╭──

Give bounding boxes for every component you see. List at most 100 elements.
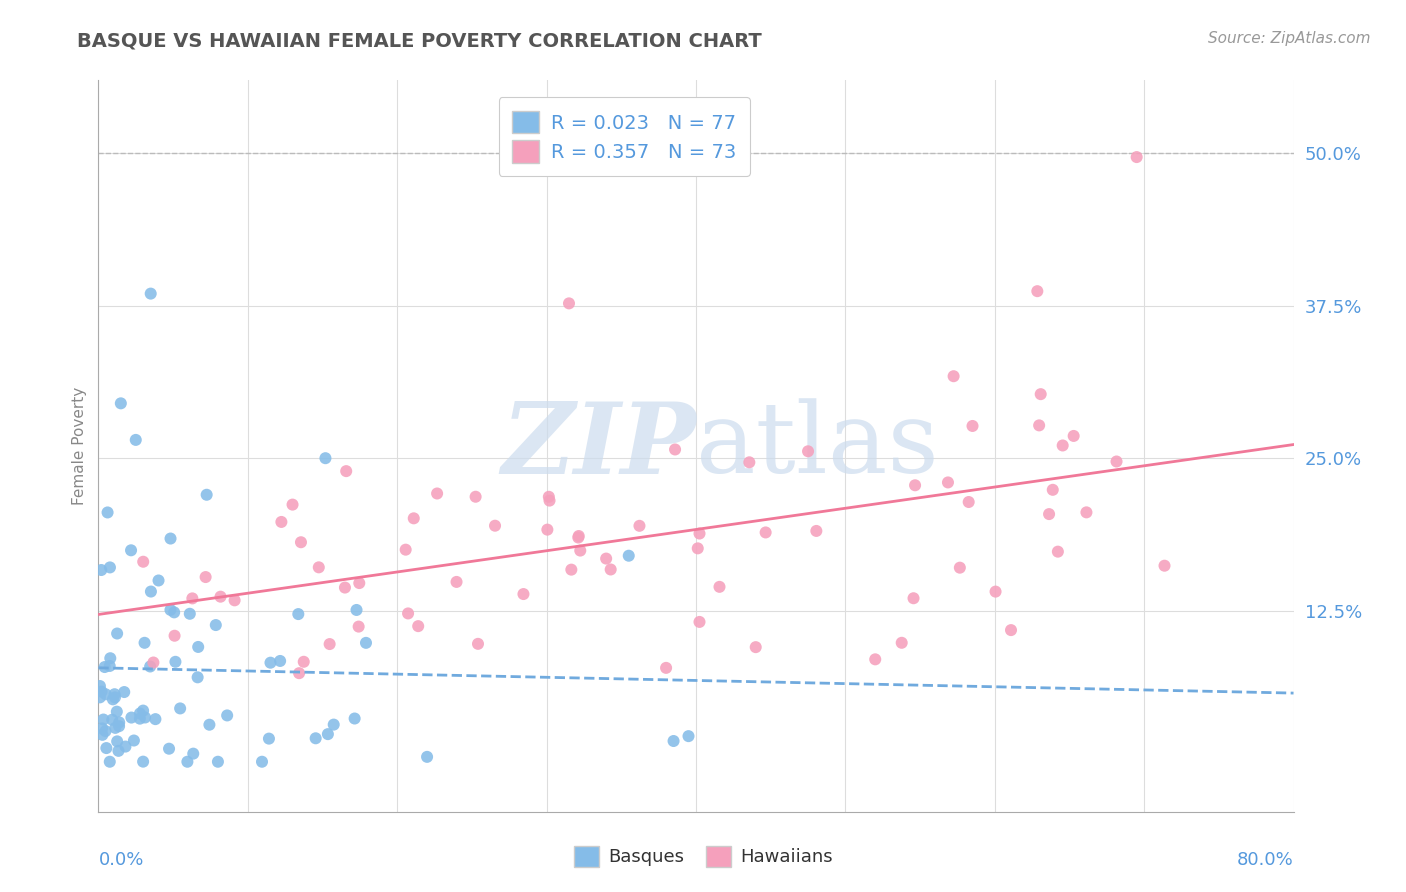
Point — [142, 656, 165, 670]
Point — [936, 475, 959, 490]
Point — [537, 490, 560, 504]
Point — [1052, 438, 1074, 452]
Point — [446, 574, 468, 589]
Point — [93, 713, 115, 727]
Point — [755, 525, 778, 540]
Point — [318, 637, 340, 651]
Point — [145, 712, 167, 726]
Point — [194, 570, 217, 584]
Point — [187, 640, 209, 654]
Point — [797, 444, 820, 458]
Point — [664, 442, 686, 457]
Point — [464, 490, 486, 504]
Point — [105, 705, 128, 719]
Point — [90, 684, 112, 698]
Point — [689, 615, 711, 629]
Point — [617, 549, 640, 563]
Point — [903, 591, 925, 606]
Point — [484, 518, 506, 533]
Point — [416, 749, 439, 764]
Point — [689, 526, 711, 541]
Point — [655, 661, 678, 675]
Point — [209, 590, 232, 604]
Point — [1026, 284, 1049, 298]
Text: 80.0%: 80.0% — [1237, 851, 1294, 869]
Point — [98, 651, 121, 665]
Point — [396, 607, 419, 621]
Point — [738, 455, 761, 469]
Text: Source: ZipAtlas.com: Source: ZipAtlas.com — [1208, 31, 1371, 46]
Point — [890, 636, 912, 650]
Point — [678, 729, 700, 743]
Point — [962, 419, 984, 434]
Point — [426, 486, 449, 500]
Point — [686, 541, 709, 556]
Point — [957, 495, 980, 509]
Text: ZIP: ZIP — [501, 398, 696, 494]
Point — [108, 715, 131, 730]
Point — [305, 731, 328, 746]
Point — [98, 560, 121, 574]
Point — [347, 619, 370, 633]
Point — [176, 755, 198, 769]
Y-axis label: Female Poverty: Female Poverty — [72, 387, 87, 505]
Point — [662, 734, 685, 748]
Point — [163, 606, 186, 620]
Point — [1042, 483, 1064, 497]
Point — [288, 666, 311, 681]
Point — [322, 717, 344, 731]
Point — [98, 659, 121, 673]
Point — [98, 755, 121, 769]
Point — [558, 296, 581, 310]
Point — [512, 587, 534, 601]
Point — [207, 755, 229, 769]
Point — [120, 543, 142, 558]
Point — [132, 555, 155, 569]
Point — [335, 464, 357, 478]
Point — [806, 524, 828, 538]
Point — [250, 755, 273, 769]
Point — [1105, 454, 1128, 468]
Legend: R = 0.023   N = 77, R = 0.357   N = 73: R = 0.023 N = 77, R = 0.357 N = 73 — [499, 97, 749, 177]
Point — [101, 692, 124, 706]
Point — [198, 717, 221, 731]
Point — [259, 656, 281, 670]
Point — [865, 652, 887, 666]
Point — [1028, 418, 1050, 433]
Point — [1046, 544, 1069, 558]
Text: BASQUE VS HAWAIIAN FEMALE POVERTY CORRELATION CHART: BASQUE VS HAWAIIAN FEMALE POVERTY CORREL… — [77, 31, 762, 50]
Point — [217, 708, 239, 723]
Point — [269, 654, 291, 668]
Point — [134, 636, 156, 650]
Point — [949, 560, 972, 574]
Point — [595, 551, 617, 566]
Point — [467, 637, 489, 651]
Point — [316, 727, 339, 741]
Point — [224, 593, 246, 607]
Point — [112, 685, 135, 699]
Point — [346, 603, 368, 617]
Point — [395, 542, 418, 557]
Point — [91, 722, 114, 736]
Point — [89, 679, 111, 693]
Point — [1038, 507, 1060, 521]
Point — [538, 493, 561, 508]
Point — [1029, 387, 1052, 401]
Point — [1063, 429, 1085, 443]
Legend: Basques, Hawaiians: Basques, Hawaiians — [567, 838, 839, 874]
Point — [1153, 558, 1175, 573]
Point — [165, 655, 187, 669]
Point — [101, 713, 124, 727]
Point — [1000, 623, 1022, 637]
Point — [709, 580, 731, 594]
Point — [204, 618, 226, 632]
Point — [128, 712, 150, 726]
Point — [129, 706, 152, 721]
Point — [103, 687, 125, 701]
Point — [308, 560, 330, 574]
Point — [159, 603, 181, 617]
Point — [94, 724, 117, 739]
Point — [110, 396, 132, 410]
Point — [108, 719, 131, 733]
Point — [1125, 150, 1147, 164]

╰──
╭──

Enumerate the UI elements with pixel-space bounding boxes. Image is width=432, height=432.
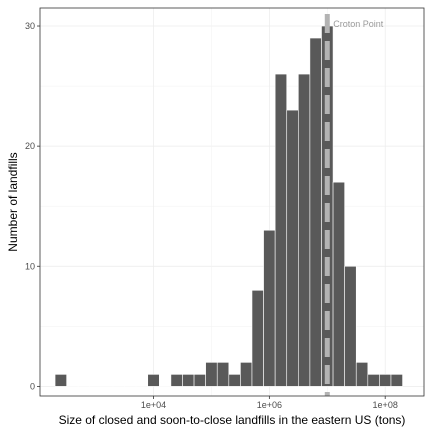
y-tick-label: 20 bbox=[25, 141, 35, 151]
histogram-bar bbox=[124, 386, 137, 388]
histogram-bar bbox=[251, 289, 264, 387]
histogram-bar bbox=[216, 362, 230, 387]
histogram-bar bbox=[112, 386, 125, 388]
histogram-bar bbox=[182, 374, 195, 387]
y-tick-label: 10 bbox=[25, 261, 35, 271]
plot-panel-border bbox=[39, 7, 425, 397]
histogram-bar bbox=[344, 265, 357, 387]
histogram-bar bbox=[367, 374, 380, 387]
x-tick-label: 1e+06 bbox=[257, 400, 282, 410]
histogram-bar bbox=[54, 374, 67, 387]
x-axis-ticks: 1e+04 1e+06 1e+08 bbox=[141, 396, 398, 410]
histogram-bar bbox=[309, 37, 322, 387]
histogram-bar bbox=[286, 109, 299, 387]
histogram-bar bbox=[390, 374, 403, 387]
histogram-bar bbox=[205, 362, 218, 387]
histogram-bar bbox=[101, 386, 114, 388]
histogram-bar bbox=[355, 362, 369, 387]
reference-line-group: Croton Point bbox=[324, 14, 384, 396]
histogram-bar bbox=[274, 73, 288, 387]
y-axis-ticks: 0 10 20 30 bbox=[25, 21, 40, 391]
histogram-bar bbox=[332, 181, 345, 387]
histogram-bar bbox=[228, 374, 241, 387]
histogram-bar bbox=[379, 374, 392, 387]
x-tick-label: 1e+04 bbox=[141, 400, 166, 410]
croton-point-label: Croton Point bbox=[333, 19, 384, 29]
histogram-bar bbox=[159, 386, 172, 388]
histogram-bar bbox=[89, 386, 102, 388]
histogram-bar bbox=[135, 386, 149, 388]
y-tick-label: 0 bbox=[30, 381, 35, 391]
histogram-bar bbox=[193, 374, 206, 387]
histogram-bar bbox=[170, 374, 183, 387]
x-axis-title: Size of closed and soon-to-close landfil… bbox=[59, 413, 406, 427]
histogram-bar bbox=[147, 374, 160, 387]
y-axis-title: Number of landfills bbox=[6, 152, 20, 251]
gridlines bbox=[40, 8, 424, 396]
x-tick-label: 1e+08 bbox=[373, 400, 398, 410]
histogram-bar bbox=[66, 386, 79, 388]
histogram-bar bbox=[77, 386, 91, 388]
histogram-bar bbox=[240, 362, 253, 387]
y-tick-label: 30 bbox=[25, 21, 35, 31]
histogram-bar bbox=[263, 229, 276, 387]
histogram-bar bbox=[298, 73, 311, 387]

╰──

> **Your goal**:
How many lines of the material above contain the string "title", with case counting? Reply with the number only.

> **Complete response**:
2